» **SOURCE**:
THE papers enclosed in these covers were, with the exceptions indicated, written in the Northern woods, and drawn from the surroundings. Having there acquired resources of health which have made old age so far the pleasantest period of my life, I desire here to enter a plea for our own country. It is to be regretted that our deluded people pour in a dizzy tide across the sea in quest of pleasures which are only to be found at home; enjoyments and benefits incomparably superior to any that can be found elsewhere left untasted and unaccepted. There are two American gulf streams flowing across the Atlantic to Europe, the one marine, the other social. They both irrigate those otherwise unhappy lands with rains and gold, but both of them are headed for the melancholy Arctics.

» **INSTRUCTION A**:
Translate into Spanish this sentence from the preface above: "There are two American gulf streams flowing across the Atlantic to Europe, the one marine, the other social."
» **INSTRUCTION B**:
Answer these questions from the preface above:
(i) Where were the papers written, apart from the exceptions indicated?
(ii) Which period of life has the writer so far found the pleasantest?
(iii) Toward what are both American gulf streams headed?
» **INSTRUCTION C**:
Return, word for word, the part of the preface above that opens with the words containing "THE papers enclosed" and closes with "the melancholy Arctics.".

» **SOURCE DATA**:
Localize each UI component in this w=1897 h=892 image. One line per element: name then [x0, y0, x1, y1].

» **FINAL ANSWER A**:
Hay dos corrientes del golfo estadounidenses que fluyen a través del Atlántico hacia Europa, la una marina, la otra social.

» **FINAL ANSWER B**:
(i) In the Northern woods.
(ii) Old age.
(iii) The melancholy Arctics.

» **FINAL ANSWER C**:
THE papers enclosed in these covers were, with the exceptions indicated, written in the Northern woods, and drawn from the surroundings. Having there acquired resources of health which have made old age so far the pleasantest period of my life, I desire here to enter a plea for our own country. It is to be regretted that our deluded people pour in a dizzy tide across the sea in quest of pleasures which are only to be found at home; enjoyments and benefits incomparably superior to any that can be found elsewhere left untasted and unaccepted. There are two American gulf streams flowing across the Atlantic to Europe, the one marine, the other social. They both irrigate those otherwise unhappy lands with rains and gold, but both of them are headed for the melancholy Arctics.